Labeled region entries
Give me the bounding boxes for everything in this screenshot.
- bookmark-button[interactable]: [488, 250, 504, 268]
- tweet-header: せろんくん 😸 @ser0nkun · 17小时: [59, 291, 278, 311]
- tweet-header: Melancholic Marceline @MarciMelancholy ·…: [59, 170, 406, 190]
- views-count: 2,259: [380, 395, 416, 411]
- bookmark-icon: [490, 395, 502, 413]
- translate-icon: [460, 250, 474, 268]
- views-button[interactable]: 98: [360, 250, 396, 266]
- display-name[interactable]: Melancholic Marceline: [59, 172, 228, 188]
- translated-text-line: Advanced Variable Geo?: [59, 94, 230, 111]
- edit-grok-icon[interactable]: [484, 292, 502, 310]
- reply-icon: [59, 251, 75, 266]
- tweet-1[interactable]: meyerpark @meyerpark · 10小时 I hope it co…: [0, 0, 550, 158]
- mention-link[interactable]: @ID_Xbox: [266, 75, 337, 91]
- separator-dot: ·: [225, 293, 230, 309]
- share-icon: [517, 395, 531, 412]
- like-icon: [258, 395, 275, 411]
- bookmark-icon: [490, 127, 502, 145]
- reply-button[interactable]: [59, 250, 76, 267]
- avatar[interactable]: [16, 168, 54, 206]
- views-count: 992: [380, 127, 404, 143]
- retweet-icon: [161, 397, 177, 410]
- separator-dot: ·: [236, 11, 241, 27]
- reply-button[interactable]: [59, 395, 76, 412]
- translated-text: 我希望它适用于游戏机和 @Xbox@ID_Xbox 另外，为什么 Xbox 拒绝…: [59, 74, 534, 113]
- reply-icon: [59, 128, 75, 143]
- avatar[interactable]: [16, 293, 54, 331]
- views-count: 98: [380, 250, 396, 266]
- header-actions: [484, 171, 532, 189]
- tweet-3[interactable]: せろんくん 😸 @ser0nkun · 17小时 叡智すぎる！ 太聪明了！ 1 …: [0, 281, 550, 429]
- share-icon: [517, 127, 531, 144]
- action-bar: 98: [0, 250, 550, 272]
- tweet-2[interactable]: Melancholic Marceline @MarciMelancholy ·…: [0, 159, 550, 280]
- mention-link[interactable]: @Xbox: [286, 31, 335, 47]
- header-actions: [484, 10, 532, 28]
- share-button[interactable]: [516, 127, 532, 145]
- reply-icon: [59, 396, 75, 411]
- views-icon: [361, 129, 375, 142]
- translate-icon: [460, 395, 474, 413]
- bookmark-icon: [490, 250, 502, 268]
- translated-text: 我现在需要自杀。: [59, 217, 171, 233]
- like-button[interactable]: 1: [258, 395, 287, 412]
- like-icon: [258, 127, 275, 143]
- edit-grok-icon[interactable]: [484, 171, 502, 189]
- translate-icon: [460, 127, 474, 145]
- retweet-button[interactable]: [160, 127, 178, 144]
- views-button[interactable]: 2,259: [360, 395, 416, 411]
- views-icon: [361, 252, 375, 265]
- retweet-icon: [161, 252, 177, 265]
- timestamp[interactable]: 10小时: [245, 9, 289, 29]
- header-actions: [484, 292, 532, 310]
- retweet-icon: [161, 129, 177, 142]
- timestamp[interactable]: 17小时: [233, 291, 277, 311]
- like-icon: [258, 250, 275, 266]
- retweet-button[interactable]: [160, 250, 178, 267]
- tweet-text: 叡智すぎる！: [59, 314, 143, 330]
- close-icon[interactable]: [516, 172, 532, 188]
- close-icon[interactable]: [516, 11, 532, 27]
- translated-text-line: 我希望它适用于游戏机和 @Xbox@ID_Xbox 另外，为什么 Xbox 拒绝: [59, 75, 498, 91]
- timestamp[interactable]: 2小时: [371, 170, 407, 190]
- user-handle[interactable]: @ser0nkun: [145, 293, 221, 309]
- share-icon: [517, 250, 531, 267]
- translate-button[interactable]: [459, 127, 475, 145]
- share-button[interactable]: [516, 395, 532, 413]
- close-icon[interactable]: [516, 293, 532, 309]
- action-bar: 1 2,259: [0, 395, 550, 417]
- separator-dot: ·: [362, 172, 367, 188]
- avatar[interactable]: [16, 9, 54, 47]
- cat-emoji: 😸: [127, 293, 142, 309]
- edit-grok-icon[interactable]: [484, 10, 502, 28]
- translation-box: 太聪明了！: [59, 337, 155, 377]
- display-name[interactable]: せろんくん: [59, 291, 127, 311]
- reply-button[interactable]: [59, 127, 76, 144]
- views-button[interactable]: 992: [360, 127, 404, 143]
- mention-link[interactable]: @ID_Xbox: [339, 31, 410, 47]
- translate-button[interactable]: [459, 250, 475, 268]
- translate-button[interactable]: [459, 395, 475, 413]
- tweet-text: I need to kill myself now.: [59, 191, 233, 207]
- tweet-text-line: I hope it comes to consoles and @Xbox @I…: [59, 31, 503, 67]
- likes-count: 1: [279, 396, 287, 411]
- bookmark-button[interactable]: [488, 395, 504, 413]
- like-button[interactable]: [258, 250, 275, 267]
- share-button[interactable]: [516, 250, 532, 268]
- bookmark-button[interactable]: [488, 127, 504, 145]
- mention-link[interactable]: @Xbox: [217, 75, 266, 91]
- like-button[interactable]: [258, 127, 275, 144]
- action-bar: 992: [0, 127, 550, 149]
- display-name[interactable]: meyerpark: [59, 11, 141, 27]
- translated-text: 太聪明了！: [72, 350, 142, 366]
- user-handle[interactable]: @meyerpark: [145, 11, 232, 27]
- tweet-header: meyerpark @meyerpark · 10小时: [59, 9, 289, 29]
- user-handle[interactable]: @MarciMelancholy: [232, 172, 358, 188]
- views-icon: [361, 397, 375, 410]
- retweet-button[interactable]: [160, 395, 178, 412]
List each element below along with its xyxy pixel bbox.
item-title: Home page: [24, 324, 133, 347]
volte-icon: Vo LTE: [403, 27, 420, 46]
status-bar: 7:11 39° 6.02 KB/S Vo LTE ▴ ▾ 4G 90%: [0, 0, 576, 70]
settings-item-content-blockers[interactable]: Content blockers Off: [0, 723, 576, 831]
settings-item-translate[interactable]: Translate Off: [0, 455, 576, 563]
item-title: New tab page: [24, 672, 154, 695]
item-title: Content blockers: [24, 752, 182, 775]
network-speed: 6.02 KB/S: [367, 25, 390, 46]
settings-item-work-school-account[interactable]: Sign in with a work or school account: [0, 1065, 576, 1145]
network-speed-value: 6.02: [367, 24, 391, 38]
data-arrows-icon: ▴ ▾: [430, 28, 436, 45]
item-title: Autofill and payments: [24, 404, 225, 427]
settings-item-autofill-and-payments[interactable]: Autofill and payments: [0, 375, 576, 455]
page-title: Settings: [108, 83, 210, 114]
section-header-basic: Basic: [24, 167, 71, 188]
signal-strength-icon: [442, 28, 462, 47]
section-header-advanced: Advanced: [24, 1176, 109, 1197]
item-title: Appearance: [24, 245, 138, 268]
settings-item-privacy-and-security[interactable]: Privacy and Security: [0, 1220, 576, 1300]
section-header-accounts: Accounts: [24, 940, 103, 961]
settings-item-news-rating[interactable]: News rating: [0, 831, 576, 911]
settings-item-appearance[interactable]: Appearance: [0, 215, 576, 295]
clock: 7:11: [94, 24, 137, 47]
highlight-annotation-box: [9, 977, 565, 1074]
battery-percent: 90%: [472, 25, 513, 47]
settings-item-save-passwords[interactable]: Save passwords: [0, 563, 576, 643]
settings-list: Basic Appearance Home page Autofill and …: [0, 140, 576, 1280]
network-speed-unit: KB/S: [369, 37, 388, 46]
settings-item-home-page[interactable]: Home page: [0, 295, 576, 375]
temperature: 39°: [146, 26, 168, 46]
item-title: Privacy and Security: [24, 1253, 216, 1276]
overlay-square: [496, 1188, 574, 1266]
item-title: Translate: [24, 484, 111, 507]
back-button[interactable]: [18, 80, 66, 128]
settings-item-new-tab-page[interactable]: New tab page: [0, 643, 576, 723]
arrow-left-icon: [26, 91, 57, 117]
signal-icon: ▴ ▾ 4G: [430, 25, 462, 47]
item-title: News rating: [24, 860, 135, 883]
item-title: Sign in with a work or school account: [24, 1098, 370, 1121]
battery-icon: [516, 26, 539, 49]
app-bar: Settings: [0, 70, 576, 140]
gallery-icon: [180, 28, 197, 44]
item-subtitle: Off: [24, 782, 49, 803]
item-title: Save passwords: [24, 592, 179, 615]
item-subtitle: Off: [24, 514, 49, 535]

## Job
Put the records into a JSON list of strings, one string per line and skipping any blank lines. Begin at the first line of the records and stop after the line that contains "- retweet-icon: [161, 397, 177, 410]".

## Written answer
[
  "Give me the bounding boxes for everything in this screenshot.",
  "- bookmark-button[interactable]: [488, 250, 504, 268]",
  "- tweet-header: せろんくん 😸 @ser0nkun · 17小时: [59, 291, 278, 311]",
  "- tweet-header: Melancholic Marceline @MarciMelancholy ·…: [59, 170, 406, 190]",
  "- views-count: 2,259: [380, 395, 416, 411]",
  "- bookmark-icon: [490, 395, 502, 413]",
  "- translate-icon: [460, 250, 474, 268]",
  "- views-button[interactable]: 98: [360, 250, 396, 266]",
  "- display-name[interactable]: Melancholic Marceline: [59, 172, 228, 188]",
  "- translated-text-line: Advanced Variable Geo?: [59, 94, 230, 111]",
  "- edit-grok-icon[interactable]: [484, 292, 502, 310]",
  "- reply-icon: [59, 251, 75, 266]",
  "- tweet-1[interactable]: meyerpark @meyerpark · 10小时 I hope it co…: [0, 0, 550, 158]",
  "- mention-link[interactable]: @ID_Xbox: [266, 75, 337, 91]",
  "- separator-dot: ·: [225, 293, 230, 309]",
  "- share-icon: [517, 395, 531, 412]",
  "- like-icon: [258, 395, 275, 411]",
  "- bookmark-icon: [490, 127, 502, 145]",
  "- reply-button[interactable]: [59, 250, 76, 267]",
  "- avatar[interactable]: [16, 168, 54, 206]",
  "- views-count: 992: [380, 127, 404, 143]",
  "- retweet-icon: [161, 397, 177, 410]"
]